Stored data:

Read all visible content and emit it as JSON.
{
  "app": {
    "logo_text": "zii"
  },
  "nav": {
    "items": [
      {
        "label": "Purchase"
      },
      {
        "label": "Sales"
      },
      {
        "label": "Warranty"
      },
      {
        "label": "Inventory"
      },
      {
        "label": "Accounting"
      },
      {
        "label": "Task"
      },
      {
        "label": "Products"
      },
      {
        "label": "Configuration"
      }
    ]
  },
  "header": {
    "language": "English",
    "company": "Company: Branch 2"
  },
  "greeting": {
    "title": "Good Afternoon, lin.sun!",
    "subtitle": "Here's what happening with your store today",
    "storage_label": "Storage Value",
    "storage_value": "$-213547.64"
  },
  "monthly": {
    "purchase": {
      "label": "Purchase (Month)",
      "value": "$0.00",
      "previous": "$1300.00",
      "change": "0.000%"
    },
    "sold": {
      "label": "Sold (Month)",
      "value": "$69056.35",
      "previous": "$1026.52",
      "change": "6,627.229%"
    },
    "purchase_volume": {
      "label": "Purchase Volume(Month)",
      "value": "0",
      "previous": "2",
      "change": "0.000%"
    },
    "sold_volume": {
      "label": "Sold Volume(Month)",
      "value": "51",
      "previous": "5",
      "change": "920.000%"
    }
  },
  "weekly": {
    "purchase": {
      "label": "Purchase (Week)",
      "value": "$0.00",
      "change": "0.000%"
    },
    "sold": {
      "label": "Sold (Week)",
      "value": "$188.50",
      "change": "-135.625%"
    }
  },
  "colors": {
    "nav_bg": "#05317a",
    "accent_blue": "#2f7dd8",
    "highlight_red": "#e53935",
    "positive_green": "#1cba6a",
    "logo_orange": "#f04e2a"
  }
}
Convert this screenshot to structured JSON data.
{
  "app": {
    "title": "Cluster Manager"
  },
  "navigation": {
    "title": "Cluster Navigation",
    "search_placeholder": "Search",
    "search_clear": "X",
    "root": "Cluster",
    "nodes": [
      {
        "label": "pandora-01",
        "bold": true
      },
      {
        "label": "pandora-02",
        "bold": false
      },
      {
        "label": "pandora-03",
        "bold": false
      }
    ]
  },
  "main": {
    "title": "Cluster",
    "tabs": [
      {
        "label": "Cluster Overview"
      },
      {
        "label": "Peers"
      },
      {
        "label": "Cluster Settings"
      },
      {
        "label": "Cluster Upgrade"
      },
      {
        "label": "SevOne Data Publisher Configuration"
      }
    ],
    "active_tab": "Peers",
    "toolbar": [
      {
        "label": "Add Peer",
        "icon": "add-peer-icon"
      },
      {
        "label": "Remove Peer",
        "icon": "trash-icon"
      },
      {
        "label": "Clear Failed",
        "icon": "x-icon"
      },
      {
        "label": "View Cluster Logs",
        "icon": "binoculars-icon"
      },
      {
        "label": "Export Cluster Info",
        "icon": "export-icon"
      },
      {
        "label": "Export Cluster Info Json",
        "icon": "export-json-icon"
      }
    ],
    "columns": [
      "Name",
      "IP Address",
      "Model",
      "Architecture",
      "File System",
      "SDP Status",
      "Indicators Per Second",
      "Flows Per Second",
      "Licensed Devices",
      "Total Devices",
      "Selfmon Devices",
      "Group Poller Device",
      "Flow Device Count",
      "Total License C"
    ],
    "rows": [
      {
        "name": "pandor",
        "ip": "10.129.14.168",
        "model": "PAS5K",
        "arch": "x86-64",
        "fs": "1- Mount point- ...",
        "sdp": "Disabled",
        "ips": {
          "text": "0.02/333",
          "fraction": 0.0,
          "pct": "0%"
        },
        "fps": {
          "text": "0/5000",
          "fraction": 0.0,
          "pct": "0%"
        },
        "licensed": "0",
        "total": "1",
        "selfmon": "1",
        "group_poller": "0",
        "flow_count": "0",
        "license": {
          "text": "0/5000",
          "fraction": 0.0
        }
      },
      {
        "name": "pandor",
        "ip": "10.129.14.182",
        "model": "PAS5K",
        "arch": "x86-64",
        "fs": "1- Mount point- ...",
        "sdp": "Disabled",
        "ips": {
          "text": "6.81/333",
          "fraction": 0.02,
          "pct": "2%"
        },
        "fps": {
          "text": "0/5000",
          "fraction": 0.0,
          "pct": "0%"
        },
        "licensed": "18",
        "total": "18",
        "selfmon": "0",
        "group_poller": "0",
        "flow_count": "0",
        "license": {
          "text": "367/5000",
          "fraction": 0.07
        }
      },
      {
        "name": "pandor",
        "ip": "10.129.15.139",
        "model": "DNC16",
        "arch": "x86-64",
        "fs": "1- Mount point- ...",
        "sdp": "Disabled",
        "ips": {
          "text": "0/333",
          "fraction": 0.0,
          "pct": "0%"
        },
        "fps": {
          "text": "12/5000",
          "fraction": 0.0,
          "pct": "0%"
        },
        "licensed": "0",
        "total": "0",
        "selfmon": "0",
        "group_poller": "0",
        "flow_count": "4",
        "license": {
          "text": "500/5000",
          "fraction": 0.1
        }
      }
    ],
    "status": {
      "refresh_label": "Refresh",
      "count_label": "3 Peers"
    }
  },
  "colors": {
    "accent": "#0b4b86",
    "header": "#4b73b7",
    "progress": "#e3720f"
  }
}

> _Objective_
Reproduce the data in full, exactly as presented.

> _Output of the exercise_
Read all visible content and emit it as JSON.
{
  "app": {
    "logo_text": "zii"
  },
  "nav": {
    "items": [
      {
        "label": "Purchase"
      },
      {
        "label": "Sales"
      },
      {
        "label": "Warranty"
      },
      {
        "label": "Inventory"
      },
      {
        "label": "Accounting"
      },
      {
        "label": "Task"
      },
      {
        "label": "Products"
      },
      {
        "label": "Configuration"
      }
    ]
  },
  "header": {
    "language": "English",
    "company": "Company: Branch 2"
  },
  "greeting": {
    "title": "Good Afternoon, lin.sun!",
    "subtitle": "Here's what happening with your store today",
    "storage_label": "Storage Value",
    "storage_value": "$-213547.64"
  },
  "monthly": {
    "purchase": {
      "label": "Purchase (Month)",
      "value": "$0.00",
      "previous": "$1300.00",
      "change": "0.000%"
    },
    "sold": {
      "label": "Sold (Month)",
      "value": "$69056.35",
      "previous": "$1026.52",
      "change": "6,627.229%"
    },
    "purchase_volume": {
      "label": "Purchase Volume(Month)",
      "value": "0",
      "previous": "2",
      "change": "0.000%"
    },
    "sold_volume": {
      "label": "Sold Volume(Month)",
      "value": "51",
      "previous": "5",
      "change": "920.000%"
    }
  },
  "weekly": {
    "purchase": {
      "label": "Purchase (Week)",
      "value": "$0.00",
      "change": "0.000%"
    },
    "sold": {
      "label": "Sold (Week)",
      "value": "$188.50",
      "change": "-135.625%"
    }
  },
  "colors": {
    "nav_bg": "#05317a",
    "accent_blue": "#2f7dd8",
    "highlight_red": "#e53935",
    "positive_green": "#1cba6a",
    "logo_orange": "#f04e2a"
  }
}
Convert this screenshot to structured JSON data.
{
  "app": {
    "title": "Cluster Manager"
  },
  "navigation": {
    "title": "Cluster Navigation",
    "search_placeholder": "Search",
    "search_clear": "X",
    "root": "Cluster",
    "nodes": [
      {
        "label": "pandora-01",
        "bold": true
      },
      {
        "label": "pandora-02",
        "bold": false
      },
      {
        "label": "pandora-03",
        "bold": false
      }
    ]
  },
  "main": {
    "title": "Cluster",
    "tabs": [
      {
        "label": "Cluster Overview"
      },
      {
        "label": "Peers"
      },
      {
        "label": "Cluster Settings"
      },
      {
        "label": "Cluster Upgrade"
      },
      {
        "label": "SevOne Data Publisher Configuration"
      }
    ],
    "active_tab": "Peers",
    "toolbar": [
      {
        "label": "Add Peer",
        "icon": "add-peer-icon"
      },
      {
        "label": "Remove Peer",
        "icon": "trash-icon"
      },
      {
        "label": "Clear Failed",
        "icon": "x-icon"
      },
      {
        "label": "View Cluster Logs",
        "icon": "binoculars-icon"
      },
      {
        "label": "Export Cluster Info",
        "icon": "export-icon"
      },
      {
        "label": "Export Cluster Info Json",
        "icon": "export-json-icon"
      }
    ],
    "columns": [
      "Name",
      "IP Address",
      "Model",
      "Architecture",
      "File System",
      "SDP Status",
      "Indicators Per Second",
      "Flows Per Second",
      "Licensed Devices",
      "Total Devices",
      "Selfmon Devices",
      "Group Poller Device",
      "Flow Device Count",
      "Total License C"
    ],
    "rows": [
      {
        "name": "pandor",
        "ip": "10.129.14.168",
        "model": "PAS5K",
        "arch": "x86-64",
        "fs": "1- Mount point- ...",
        "sdp": "Disabled",
        "ips": {
          "text": "0.02/333",
          "fraction": 0.0,
          "pct": "0%"
        },
        "fps": {
          "text": "0/5000",
          "fraction": 0.0,
          "pct": "0%"
        },
        "licensed": "0",
        "total": "1",
        "selfmon": "1",
        "group_poller": "0",
        "flow_count": "0",
        "license": {
          "text": "0/5000",
          "fraction": 0.0
        }
      },
      {
        "name": "pandor",
        "ip": "10.129.14.182",
        "model": "PAS5K",
        "arch": "x86-64",
        "fs": "1- Mount point- ...",
        "sdp": "Disabled",
        "ips": {
          "text": "6.81/333",
          "fraction": 0.02,
          "pct": "2%"
        },
        "fps": {
          "text": "0/5000",
          "fraction": 0.0,
          "pct": "0%"
        },
        "licensed": "18",
        "total": "18",
        "selfmon": "0",
        "group_poller": "0",
        "flow_count": "0",
        "license": {
          "text": "367/5000",
          "fraction": 0.07
        }
      },
      {
        "name": "pandor",
        "ip": "10.129.15.139",
        "model": "DNC16",
        "arch": "x86-64",
        "fs": "1- Mount point- ...",
        "sdp": "Disabled",
        "ips": {
          "text": "0/333",
          "fraction": 0.0,
          "pct": "0%"
        },
        "fps": {
          "text": "12/5000",
          "fraction": 0.0,
          "pct": "0%"
        },
        "licensed": "0",
        "total": "0",
        "selfmon": "0",
        "group_poller": "0",
        "flow_count": "4",
        "license": {
          "text": "500/5000",
          "fraction": 0.1
        }
      }
    ],
    "status": {
      "refresh_label": "Refresh",
      "count_label": "3 Peers"
    }
  },
  "colors": {
    "accent": "#0b4b86",
    "header": "#4b73b7",
    "progress": "#e3720f"
  }
}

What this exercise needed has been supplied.